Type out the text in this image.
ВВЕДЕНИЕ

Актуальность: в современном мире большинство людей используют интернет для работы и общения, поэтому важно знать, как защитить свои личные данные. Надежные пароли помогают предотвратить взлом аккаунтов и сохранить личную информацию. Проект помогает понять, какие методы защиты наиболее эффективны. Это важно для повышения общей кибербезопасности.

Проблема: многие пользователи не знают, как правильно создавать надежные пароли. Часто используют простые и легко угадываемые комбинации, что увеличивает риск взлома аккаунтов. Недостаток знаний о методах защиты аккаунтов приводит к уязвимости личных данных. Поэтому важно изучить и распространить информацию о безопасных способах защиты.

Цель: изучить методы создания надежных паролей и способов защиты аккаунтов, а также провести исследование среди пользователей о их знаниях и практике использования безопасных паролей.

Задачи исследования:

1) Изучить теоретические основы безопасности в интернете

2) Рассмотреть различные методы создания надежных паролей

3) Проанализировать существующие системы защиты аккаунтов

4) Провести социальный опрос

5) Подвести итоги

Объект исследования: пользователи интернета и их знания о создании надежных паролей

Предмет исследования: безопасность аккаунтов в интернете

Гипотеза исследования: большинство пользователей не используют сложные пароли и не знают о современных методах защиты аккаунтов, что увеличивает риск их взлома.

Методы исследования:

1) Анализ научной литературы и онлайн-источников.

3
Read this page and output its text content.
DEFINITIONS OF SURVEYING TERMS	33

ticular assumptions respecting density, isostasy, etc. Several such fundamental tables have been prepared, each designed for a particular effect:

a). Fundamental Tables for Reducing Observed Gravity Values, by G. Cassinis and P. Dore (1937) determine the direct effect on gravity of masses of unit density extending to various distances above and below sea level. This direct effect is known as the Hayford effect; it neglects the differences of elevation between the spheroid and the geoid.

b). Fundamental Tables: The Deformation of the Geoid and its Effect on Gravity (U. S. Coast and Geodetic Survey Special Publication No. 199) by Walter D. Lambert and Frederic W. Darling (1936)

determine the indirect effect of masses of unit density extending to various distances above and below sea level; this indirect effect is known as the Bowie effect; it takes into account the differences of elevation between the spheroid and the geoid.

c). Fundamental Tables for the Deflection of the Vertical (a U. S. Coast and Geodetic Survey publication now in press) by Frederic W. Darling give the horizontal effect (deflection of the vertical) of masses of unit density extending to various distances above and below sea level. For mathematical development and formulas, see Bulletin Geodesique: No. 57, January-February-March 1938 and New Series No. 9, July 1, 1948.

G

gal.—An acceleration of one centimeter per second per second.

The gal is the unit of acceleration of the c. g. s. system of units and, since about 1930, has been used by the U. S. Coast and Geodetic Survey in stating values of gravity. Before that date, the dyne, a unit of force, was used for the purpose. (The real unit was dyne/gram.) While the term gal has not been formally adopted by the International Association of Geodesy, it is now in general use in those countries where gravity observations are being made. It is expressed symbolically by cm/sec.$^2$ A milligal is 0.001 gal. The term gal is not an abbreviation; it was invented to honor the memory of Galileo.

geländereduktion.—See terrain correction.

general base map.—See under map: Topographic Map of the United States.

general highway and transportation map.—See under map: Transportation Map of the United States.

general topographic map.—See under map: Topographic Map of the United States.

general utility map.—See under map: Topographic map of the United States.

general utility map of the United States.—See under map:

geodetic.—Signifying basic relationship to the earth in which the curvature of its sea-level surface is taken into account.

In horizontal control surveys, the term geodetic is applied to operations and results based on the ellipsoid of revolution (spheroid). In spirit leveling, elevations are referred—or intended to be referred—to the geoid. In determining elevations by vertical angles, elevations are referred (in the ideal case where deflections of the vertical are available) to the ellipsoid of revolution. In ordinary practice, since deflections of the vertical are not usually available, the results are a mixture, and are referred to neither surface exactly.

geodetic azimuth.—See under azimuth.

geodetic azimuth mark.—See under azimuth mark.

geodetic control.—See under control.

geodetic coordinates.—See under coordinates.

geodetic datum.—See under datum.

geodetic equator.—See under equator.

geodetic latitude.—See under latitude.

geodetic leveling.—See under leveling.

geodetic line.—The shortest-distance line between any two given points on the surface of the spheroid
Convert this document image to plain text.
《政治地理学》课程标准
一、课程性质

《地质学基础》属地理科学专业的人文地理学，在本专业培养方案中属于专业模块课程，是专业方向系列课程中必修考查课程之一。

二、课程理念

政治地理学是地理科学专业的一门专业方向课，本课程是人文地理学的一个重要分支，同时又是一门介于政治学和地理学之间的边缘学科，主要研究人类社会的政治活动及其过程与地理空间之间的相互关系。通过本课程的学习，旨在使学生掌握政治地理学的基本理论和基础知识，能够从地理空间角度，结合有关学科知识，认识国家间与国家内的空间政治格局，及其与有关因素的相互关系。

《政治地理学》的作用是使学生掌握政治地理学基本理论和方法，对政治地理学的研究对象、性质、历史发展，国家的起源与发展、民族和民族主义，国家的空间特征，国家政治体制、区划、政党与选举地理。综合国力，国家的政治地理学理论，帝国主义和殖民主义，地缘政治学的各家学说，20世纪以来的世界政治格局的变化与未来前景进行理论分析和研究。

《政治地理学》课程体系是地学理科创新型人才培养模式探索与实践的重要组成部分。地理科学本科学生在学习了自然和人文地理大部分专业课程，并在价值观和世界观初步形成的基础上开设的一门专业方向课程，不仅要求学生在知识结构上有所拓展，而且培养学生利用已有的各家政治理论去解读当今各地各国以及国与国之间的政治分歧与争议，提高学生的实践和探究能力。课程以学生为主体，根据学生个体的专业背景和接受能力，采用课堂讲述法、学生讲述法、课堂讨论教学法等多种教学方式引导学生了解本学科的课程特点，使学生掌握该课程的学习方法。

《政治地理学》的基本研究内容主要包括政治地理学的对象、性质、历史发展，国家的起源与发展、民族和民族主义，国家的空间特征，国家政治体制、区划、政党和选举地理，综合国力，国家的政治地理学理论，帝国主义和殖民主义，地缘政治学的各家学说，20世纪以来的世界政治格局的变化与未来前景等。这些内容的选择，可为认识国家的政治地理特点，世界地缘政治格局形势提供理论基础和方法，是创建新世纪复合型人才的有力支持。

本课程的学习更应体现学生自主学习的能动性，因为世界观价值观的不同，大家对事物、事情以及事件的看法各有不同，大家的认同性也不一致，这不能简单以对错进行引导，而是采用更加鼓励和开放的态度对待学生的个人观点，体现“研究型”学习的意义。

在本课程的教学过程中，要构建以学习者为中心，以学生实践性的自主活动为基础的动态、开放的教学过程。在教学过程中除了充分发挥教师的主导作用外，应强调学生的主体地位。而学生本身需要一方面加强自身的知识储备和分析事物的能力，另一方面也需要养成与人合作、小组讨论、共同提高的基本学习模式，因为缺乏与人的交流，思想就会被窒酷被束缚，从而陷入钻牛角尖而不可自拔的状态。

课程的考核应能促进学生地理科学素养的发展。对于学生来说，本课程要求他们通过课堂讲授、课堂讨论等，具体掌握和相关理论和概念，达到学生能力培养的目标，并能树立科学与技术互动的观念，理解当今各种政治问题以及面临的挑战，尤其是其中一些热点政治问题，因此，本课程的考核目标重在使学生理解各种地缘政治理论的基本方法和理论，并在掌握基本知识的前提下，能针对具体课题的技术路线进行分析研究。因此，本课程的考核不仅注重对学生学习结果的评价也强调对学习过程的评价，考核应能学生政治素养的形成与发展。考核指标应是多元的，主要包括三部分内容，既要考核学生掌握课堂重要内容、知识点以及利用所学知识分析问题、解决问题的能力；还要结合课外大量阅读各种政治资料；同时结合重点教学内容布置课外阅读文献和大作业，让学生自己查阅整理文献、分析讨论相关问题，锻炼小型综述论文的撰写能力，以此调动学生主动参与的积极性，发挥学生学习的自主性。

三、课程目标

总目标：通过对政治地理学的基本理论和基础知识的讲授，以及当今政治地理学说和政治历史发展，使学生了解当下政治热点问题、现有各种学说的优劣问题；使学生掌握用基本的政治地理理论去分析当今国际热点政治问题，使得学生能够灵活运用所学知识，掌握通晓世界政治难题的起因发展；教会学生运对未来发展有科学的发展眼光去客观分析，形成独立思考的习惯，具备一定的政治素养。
┄┄┄┄┄┄
Task description
Track down every line holding the string "пароли" and copy it.

Response below
Актуальность: в современном мире большинство людей используют интернет для работы и общения, поэтому важно знать, как защитить свои личные данные. Надежные пароли помогают предотвратить взлом аккаунтов и сохранить личную информацию. Проект помогает понять, какие методы защиты наиболее эффективны. Это важно для повышения общей кибербезопасности.
Проблема: многие пользователи не знают, как правильно создавать надежные пароли. Часто используют простые и легко угадываемые комбинации, что увеличивает риск взлома аккаунтов. Недостаток знаний о методах защиты аккаунтов приводит к уязвимости личных данных. Поэтому важно изучить и распространить информацию о безопасных способах защиты.
Гипотеза исследования: большинство пользователей не используют сложные пароли и не знают о современных методах защиты аккаунтов, что увеличивает риск их взлома.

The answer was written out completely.